Data excerpts
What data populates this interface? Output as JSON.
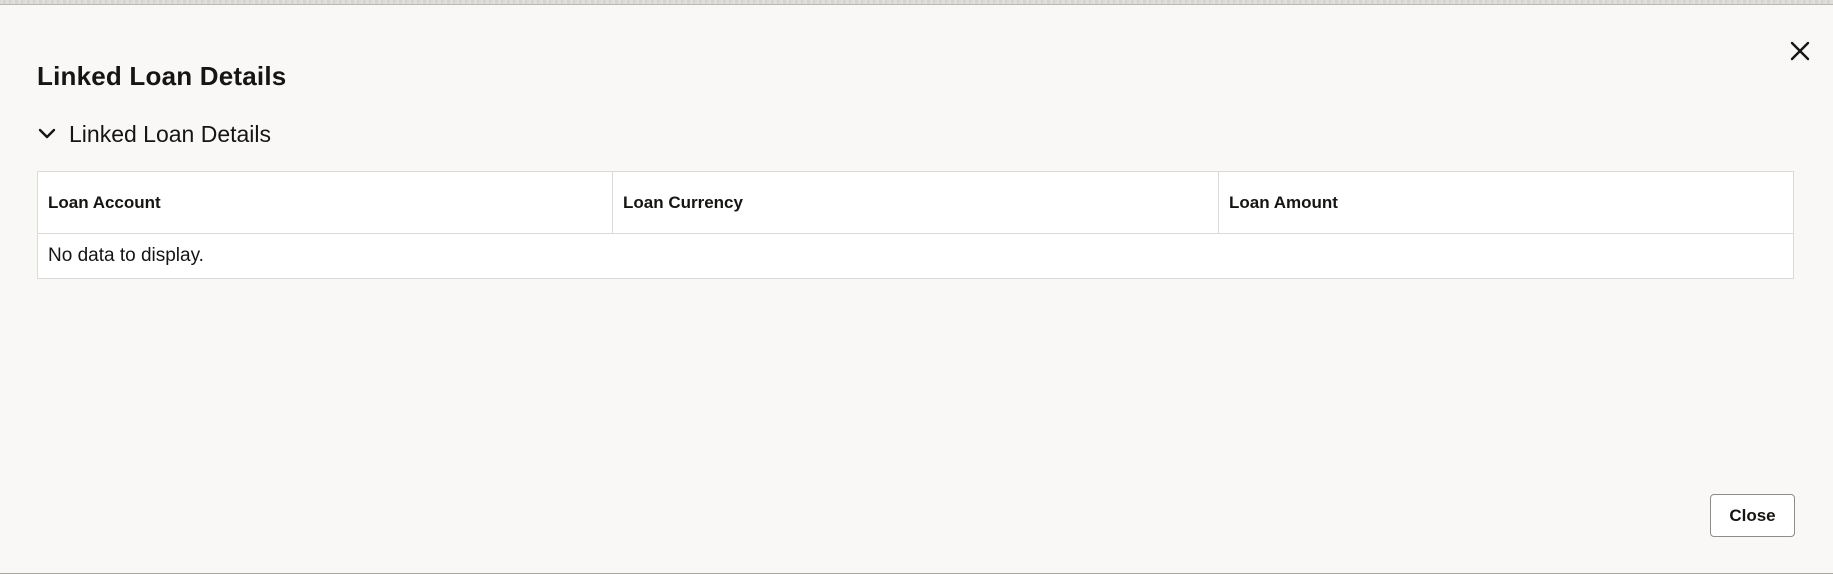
{
  "dialog": {
    "title": "Linked Loan Details",
    "close_icon": "close-icon",
    "section": {
      "title": "Linked Loan Details",
      "toggle_icon": "chevron-down-icon",
      "expanded": true
    },
    "table": {
      "columns": [
        "Loan Account",
        "Loan Currency",
        "Loan Amount"
      ],
      "rows": [],
      "empty_text": "No data to display."
    },
    "footer": {
      "close_label": "Close"
    }
  },
  "colors": {
    "dialog_bg": "#f9f8f6",
    "text": "#161513",
    "border": "#dcdad6"
  }
}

▶ [Goal]: The records above need to be given again exactly. Omit the pictures.

▶ [Answer in full]:
What data populates this interface? Output as JSON.
{
  "dialog": {
    "title": "Linked Loan Details",
    "close_icon": "close-icon",
    "section": {
      "title": "Linked Loan Details",
      "toggle_icon": "chevron-down-icon",
      "expanded": true
    },
    "table": {
      "columns": [
        "Loan Account",
        "Loan Currency",
        "Loan Amount"
      ],
      "rows": [],
      "empty_text": "No data to display."
    },
    "footer": {
      "close_label": "Close"
    }
  },
  "colors": {
    "dialog_bg": "#f9f8f6",
    "text": "#161513",
    "border": "#dcdad6"
  }
}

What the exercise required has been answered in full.